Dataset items

• • • • •

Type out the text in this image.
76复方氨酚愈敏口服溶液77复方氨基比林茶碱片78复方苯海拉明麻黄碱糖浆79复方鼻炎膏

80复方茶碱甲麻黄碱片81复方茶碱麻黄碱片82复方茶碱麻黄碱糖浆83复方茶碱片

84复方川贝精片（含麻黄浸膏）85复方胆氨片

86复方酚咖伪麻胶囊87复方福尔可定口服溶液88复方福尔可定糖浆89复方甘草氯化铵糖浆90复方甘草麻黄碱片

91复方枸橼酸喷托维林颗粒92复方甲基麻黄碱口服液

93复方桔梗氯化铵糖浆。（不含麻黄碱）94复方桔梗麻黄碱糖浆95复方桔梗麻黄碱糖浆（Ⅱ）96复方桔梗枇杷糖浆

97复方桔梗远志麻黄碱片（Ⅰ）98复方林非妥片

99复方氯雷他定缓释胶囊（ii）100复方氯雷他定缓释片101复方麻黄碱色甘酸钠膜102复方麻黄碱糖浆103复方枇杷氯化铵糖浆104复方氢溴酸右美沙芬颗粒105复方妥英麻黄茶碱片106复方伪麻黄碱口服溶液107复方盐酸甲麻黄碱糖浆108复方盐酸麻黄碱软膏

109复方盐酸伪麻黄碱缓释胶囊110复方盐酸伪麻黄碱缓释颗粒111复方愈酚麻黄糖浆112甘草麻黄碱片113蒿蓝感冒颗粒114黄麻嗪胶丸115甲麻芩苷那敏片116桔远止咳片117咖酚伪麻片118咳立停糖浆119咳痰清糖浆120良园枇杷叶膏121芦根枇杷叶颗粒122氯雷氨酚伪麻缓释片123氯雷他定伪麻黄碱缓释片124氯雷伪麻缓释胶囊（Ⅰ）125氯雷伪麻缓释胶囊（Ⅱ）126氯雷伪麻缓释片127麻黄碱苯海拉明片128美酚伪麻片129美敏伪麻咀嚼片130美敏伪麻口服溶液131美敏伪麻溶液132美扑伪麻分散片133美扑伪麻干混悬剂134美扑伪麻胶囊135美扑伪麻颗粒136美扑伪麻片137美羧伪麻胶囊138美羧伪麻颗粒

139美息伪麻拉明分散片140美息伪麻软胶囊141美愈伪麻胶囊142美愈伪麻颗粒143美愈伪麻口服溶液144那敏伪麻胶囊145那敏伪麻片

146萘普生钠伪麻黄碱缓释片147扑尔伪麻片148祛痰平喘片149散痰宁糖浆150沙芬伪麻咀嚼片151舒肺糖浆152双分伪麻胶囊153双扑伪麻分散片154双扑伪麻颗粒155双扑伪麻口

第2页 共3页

• • • • •

The request
All of the entries above must be quoted exactly.

Worked answer
Type out the text in this image.
76复方氨酚愈敏口服溶液77复方氨基比林茶碱片78复方苯海拉明麻黄碱糖浆79复方鼻炎膏

80复方茶碱甲麻黄碱片81复方茶碱麻黄碱片82复方茶碱麻黄碱糖浆83复方茶碱片

84复方川贝精片（含麻黄浸膏）85复方胆氨片

86复方酚咖伪麻胶囊87复方福尔可定口服溶液88复方福尔可定糖浆89复方甘草氯化铵糖浆90复方甘草麻黄碱片

91复方枸橼酸喷托维林颗粒92复方甲基麻黄碱口服液

93复方桔梗氯化铵糖浆。（不含麻黄碱）94复方桔梗麻黄碱糖浆95复方桔梗麻黄碱糖浆（Ⅱ）96复方桔梗枇杷糖浆

97复方桔梗远志麻黄碱片（Ⅰ）98复方林非妥片

99复方氯雷他定缓释胶囊（ii）100复方氯雷他定缓释片101复方麻黄碱色甘酸钠膜102复方麻黄碱糖浆103复方枇杷氯化铵糖浆104复方氢溴酸右美沙芬颗粒105复方妥英麻黄茶碱片106复方伪麻黄碱口服溶液107复方盐酸甲麻黄碱糖浆108复方盐酸麻黄碱软膏

109复方盐酸伪麻黄碱缓释胶囊110复方盐酸伪麻黄碱缓释颗粒111复方愈酚麻黄糖浆112甘草麻黄碱片113蒿蓝感冒颗粒114黄麻嗪胶丸115甲麻芩苷那敏片116桔远止咳片117咖酚伪麻片118咳立停糖浆119咳痰清糖浆120良园枇杷叶膏121芦根枇杷叶颗粒122氯雷氨酚伪麻缓释片123氯雷他定伪麻黄碱缓释片124氯雷伪麻缓释胶囊（Ⅰ）125氯雷伪麻缓释胶囊（Ⅱ）126氯雷伪麻缓释片127麻黄碱苯海拉明片128美酚伪麻片129美敏伪麻咀嚼片130美敏伪麻口服溶液131美敏伪麻溶液132美扑伪麻分散片133美扑伪麻干混悬剂134美扑伪麻胶囊135美扑伪麻颗粒136美扑伪麻片137美羧伪麻胶囊138美羧伪麻颗粒

139美息伪麻拉明分散片140美息伪麻软胶囊141美愈伪麻胶囊142美愈伪麻颗粒143美愈伪麻口服溶液144那敏伪麻胶囊145那敏伪麻片

146萘普生钠伪麻黄碱缓释片147扑尔伪麻片148祛痰平喘片149散痰宁糖浆150沙芬伪麻咀嚼片151舒肺糖浆152双分伪麻胶囊153双扑伪麻分散片154双扑伪麻颗粒155双扑伪麻口

第2页 共3页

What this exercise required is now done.